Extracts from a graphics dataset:
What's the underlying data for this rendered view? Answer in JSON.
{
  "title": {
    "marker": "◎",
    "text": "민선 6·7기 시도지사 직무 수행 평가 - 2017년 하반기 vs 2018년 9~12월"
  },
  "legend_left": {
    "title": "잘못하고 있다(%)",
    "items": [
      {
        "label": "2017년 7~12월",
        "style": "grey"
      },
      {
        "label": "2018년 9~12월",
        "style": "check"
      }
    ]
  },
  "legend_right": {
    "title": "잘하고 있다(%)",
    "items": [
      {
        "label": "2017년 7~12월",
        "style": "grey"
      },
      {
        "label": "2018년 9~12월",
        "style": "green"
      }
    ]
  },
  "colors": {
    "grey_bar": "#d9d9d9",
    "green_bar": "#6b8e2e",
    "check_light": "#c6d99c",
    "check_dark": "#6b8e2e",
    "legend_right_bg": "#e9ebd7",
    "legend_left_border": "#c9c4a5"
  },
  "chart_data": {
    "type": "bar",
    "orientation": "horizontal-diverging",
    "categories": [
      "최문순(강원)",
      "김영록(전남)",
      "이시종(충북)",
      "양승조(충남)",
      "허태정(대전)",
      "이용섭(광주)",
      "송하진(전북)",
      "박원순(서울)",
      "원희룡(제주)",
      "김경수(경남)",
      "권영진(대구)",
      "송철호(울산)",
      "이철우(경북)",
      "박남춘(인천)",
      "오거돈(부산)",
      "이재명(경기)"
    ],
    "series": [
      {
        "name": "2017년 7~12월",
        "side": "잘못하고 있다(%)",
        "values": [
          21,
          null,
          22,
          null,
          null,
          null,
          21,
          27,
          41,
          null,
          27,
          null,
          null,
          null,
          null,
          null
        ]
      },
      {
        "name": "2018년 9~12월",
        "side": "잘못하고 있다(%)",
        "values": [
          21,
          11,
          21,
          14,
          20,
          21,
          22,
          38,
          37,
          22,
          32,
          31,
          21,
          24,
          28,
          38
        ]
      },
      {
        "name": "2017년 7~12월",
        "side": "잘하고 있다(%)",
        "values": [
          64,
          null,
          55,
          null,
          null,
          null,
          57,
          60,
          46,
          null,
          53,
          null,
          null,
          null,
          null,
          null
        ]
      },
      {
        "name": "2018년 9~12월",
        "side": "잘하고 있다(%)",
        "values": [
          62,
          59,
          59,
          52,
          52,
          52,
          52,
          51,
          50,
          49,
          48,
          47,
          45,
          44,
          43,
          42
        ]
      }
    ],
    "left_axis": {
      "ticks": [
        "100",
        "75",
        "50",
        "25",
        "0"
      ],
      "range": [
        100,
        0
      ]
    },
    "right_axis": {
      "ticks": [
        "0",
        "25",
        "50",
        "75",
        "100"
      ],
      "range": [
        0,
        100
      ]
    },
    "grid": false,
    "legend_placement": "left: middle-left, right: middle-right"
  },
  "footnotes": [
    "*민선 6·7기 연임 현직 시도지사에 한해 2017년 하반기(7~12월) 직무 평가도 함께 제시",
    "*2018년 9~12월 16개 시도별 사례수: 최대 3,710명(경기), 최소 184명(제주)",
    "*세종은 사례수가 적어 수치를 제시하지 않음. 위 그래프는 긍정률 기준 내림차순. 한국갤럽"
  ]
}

_Objective_:
Give back the data above exactly as it appears.

_Written reply_:
What's the underlying data for this rendered view? Answer in JSON.
{
  "title": {
    "marker": "◎",
    "text": "민선 6·7기 시도지사 직무 수행 평가 - 2017년 하반기 vs 2018년 9~12월"
  },
  "legend_left": {
    "title": "잘못하고 있다(%)",
    "items": [
      {
        "label": "2017년 7~12월",
        "style": "grey"
      },
      {
        "label": "2018년 9~12월",
        "style": "check"
      }
    ]
  },
  "legend_right": {
    "title": "잘하고 있다(%)",
    "items": [
      {
        "label": "2017년 7~12월",
        "style": "grey"
      },
      {
        "label": "2018년 9~12월",
        "style": "green"
      }
    ]
  },
  "colors": {
    "grey_bar": "#d9d9d9",
    "green_bar": "#6b8e2e",
    "check_light": "#c6d99c",
    "check_dark": "#6b8e2e",
    "legend_right_bg": "#e9ebd7",
    "legend_left_border": "#c9c4a5"
  },
  "chart_data": {
    "type": "bar",
    "orientation": "horizontal-diverging",
    "categories": [
      "최문순(강원)",
      "김영록(전남)",
      "이시종(충북)",
      "양승조(충남)",
      "허태정(대전)",
      "이용섭(광주)",
      "송하진(전북)",
      "박원순(서울)",
      "원희룡(제주)",
      "김경수(경남)",
      "권영진(대구)",
      "송철호(울산)",
      "이철우(경북)",
      "박남춘(인천)",
      "오거돈(부산)",
      "이재명(경기)"
    ],
    "series": [
      {
        "name": "2017년 7~12월",
        "side": "잘못하고 있다(%)",
        "values": [
          21,
          null,
          22,
          null,
          null,
          null,
          21,
          27,
          41,
          null,
          27,
          null,
          null,
          null,
          null,
          null
        ]
      },
      {
        "name": "2018년 9~12월",
        "side": "잘못하고 있다(%)",
        "values": [
          21,
          11,
          21,
          14,
          20,
          21,
          22,
          38,
          37,
          22,
          32,
          31,
          21,
          24,
          28,
          38
        ]
      },
      {
        "name": "2017년 7~12월",
        "side": "잘하고 있다(%)",
        "values": [
          64,
          null,
          55,
          null,
          null,
          null,
          57,
          60,
          46,
          null,
          53,
          null,
          null,
          null,
          null,
          null
        ]
      },
      {
        "name": "2018년 9~12월",
        "side": "잘하고 있다(%)",
        "values": [
          62,
          59,
          59,
          52,
          52,
          52,
          52,
          51,
          50,
          49,
          48,
          47,
          45,
          44,
          43,
          42
        ]
      }
    ],
    "left_axis": {
      "ticks": [
        "100",
        "75",
        "50",
        "25",
        "0"
      ],
      "range": [
        100,
        0
      ]
    },
    "right_axis": {
      "ticks": [
        "0",
        "25",
        "50",
        "75",
        "100"
      ],
      "range": [
        0,
        100
      ]
    },
    "grid": false,
    "legend_placement": "left: middle-left, right: middle-right"
  },
  "footnotes": [
    "*민선 6·7기 연임 현직 시도지사에 한해 2017년 하반기(7~12월) 직무 평가도 함께 제시",
    "*2018년 9~12월 16개 시도별 사례수: 최대 3,710명(경기), 최소 184명(제주)",
    "*세종은 사례수가 적어 수치를 제시하지 않음. 위 그래프는 긍정률 기준 내림차순. 한국갤럽"
  ]
}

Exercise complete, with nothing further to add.